# Problem requirements
Extract the full listing below without altering a single character.

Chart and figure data
[Start]

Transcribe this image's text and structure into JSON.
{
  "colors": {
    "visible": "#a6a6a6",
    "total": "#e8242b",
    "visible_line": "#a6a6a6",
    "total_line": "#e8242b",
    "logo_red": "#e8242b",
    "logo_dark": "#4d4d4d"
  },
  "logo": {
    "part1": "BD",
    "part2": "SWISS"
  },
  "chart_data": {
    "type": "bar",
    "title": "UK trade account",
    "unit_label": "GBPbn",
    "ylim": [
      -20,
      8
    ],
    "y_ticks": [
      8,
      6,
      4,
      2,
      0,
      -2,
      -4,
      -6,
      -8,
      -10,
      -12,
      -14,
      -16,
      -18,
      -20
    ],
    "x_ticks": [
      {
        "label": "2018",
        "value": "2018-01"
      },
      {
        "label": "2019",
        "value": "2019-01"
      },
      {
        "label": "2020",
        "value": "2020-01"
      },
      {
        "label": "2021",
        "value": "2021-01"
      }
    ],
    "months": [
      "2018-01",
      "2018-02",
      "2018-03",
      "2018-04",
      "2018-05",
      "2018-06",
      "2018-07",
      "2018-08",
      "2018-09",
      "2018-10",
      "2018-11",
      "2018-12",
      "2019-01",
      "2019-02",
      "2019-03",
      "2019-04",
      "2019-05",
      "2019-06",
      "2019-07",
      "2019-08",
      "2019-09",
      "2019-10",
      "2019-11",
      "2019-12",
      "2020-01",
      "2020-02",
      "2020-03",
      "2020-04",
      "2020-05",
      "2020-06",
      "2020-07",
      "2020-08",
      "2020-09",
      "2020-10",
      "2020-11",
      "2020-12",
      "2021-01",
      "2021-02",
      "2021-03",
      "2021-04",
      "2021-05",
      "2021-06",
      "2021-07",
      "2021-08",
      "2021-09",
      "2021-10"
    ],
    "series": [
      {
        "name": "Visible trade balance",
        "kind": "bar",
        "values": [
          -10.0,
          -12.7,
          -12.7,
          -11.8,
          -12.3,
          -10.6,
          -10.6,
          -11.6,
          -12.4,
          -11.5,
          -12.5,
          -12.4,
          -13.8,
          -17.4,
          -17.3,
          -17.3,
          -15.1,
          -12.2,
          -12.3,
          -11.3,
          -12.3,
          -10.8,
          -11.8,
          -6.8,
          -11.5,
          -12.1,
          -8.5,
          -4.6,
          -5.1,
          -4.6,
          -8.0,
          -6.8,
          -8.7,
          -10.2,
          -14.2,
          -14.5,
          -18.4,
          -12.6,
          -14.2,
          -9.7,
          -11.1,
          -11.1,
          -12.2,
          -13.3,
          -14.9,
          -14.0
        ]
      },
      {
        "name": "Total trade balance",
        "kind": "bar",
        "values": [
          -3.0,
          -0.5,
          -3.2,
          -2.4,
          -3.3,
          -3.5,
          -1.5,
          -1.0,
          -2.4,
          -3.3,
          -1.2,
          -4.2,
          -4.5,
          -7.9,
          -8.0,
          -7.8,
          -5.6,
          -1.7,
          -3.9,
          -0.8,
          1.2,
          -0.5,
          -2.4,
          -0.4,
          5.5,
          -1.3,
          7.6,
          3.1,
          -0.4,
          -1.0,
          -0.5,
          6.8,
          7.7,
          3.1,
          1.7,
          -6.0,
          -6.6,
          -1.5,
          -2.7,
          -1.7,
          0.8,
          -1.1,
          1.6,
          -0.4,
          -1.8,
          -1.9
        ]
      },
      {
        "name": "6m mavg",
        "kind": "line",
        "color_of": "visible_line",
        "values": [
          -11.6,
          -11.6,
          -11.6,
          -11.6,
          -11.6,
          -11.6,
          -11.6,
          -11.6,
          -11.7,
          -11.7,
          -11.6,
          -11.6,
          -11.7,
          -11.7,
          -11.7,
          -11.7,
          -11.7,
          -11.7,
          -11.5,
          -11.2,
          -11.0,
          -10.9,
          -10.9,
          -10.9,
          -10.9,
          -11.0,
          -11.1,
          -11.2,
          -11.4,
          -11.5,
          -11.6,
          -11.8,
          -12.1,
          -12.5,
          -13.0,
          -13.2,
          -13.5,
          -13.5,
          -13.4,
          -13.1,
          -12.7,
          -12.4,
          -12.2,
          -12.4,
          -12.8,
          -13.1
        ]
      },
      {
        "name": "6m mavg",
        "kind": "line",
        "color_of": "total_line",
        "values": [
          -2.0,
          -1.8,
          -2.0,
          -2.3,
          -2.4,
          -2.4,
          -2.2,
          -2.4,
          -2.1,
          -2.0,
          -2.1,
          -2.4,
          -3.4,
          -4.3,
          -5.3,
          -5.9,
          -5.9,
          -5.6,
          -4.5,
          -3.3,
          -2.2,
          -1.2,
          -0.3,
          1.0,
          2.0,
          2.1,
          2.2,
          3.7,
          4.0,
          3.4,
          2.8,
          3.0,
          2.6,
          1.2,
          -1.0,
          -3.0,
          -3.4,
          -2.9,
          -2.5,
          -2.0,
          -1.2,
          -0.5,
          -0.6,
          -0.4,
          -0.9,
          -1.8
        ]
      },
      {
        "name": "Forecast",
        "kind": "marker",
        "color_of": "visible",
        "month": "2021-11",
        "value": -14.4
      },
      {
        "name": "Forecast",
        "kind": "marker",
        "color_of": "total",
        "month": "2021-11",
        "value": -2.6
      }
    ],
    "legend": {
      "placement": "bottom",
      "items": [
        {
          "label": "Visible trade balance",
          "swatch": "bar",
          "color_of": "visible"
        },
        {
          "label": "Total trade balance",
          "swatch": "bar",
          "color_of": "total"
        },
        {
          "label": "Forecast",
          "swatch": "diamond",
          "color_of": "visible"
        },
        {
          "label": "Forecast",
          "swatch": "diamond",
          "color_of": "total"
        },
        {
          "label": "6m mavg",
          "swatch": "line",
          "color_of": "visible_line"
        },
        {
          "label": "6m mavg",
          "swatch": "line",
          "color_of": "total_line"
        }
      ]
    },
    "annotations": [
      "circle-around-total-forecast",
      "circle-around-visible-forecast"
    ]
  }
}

[End]

# The completed task
Transcribe this image's text and structure into JSON.
{
  "colors": {
    "visible": "#a6a6a6",
    "total": "#e8242b",
    "visible_line": "#a6a6a6",
    "total_line": "#e8242b",
    "logo_red": "#e8242b",
    "logo_dark": "#4d4d4d"
  },
  "logo": {
    "part1": "BD",
    "part2": "SWISS"
  },
  "chart_data": {
    "type": "bar",
    "title": "UK trade account",
    "unit_label": "GBPbn",
    "ylim": [
      -20,
      8
    ],
    "y_ticks": [
      8,
      6,
      4,
      2,
      0,
      -2,
      -4,
      -6,
      -8,
      -10,
      -12,
      -14,
      -16,
      -18,
      -20
    ],
    "x_ticks": [
      {
        "label": "2018",
        "value": "2018-01"
      },
      {
        "label": "2019",
        "value": "2019-01"
      },
      {
        "label": "2020",
        "value": "2020-01"
      },
      {
        "label": "2021",
        "value": "2021-01"
      }
    ],
    "months": [
      "2018-01",
      "2018-02",
      "2018-03",
      "2018-04",
      "2018-05",
      "2018-06",
      "2018-07",
      "2018-08",
      "2018-09",
      "2018-10",
      "2018-11",
      "2018-12",
      "2019-01",
      "2019-02",
      "2019-03",
      "2019-04",
      "2019-05",
      "2019-06",
      "2019-07",
      "2019-08",
      "2019-09",
      "2019-10",
      "2019-11",
      "2019-12",
      "2020-01",
      "2020-02",
      "2020-03",
      "2020-04",
      "2020-05",
      "2020-06",
      "2020-07",
      "2020-08",
      "2020-09",
      "2020-10",
      "2020-11",
      "2020-12",
      "2021-01",
      "2021-02",
      "2021-03",
      "2021-04",
      "2021-05",
      "2021-06",
      "2021-07",
      "2021-08",
      "2021-09",
      "2021-10"
    ],
    "series": [
      {
        "name": "Visible trade balance",
        "kind": "bar",
        "values": [
          -10.0,
          -12.7,
          -12.7,
          -11.8,
          -12.3,
          -10.6,
          -10.6,
          -11.6,
          -12.4,
          -11.5,
          -12.5,
          -12.4,
          -13.8,
          -17.4,
          -17.3,
          -17.3,
          -15.1,
          -12.2,
          -12.3,
          -11.3,
          -12.3,
          -10.8,
          -11.8,
          -6.8,
          -11.5,
          -12.1,
          -8.5,
          -4.6,
          -5.1,
          -4.6,
          -8.0,
          -6.8,
          -8.7,
          -10.2,
          -14.2,
          -14.5,
          -18.4,
          -12.6,
          -14.2,
          -9.7,
          -11.1,
          -11.1,
          -12.2,
          -13.3,
          -14.9,
          -14.0
        ]
      },
      {
        "name": "Total trade balance",
        "kind": "bar",
        "values": [
          -3.0,
          -0.5,
          -3.2,
          -2.4,
          -3.3,
          -3.5,
          -1.5,
          -1.0,
          -2.4,
          -3.3,
          -1.2,
          -4.2,
          -4.5,
          -7.9,
          -8.0,
          -7.8,
          -5.6,
          -1.7,
          -3.9,
          -0.8,
          1.2,
          -0.5,
          -2.4,
          -0.4,
          5.5,
          -1.3,
          7.6,
          3.1,
          -0.4,
          -1.0,
          -0.5,
          6.8,
          7.7,
          3.1,
          1.7,
          -6.0,
          -6.6,
          -1.5,
          -2.7,
          -1.7,
          0.8,
          -1.1,
          1.6,
          -0.4,
          -1.8,
          -1.9
        ]
      },
      {
        "name": "6m mavg",
        "kind": "line",
        "color_of": "visible_line",
        "values": [
          -11.6,
          -11.6,
          -11.6,
          -11.6,
          -11.6,
          -11.6,
          -11.6,
          -11.6,
          -11.7,
          -11.7,
          -11.6,
          -11.6,
          -11.7,
          -11.7,
          -11.7,
          -11.7,
          -11.7,
          -11.7,
          -11.5,
          -11.2,
          -11.0,
          -10.9,
          -10.9,
          -10.9,
          -10.9,
          -11.0,
          -11.1,
          -11.2,
          -11.4,
          -11.5,
          -11.6,
          -11.8,
          -12.1,
          -12.5,
          -13.0,
          -13.2,
          -13.5,
          -13.5,
          -13.4,
          -13.1,
          -12.7,
          -12.4,
          -12.2,
          -12.4,
          -12.8,
          -13.1
        ]
      },
      {
        "name": "6m mavg",
        "kind": "line",
        "color_of": "total_line",
        "values": [
          -2.0,
          -1.8,
          -2.0,
          -2.3,
          -2.4,
          -2.4,
          -2.2,
          -2.4,
          -2.1,
          -2.0,
          -2.1,
          -2.4,
          -3.4,
          -4.3,
          -5.3,
          -5.9,
          -5.9,
          -5.6,
          -4.5,
          -3.3,
          -2.2,
          -1.2,
          -0.3,
          1.0,
          2.0,
          2.1,
          2.2,
          3.7,
          4.0,
          3.4,
          2.8,
          3.0,
          2.6,
          1.2,
          -1.0,
          -3.0,
          -3.4,
          -2.9,
          -2.5,
          -2.0,
          -1.2,
          -0.5,
          -0.6,
          -0.4,
          -0.9,
          -1.8
        ]
      },
      {
        "name": "Forecast",
        "kind": "marker",
        "color_of": "visible",
        "month": "2021-11",
        "value": -14.4
      },
      {
        "name": "Forecast",
        "kind": "marker",
        "color_of": "total",
        "month": "2021-11",
        "value": -2.6
      }
    ],
    "legend": {
      "placement": "bottom",
      "items": [
        {
          "label": "Visible trade balance",
          "swatch": "bar",
          "color_of": "visible"
        },
        {
          "label": "Total trade balance",
          "swatch": "bar",
          "color_of": "total"
        },
        {
          "label": "Forecast",
          "swatch": "diamond",
          "color_of": "visible"
        },
        {
          "label": "Forecast",
          "swatch": "diamond",
          "color_of": "total"
        },
        {
          "label": "6m mavg",
          "swatch": "line",
          "color_of": "visible_line"
        },
        {
          "label": "6m mavg",
          "swatch": "line",
          "color_of": "total_line"
        }
      ]
    },
    "annotations": [
      "circle-around-total-forecast",
      "circle-around-visible-forecast"
    ]
  }
}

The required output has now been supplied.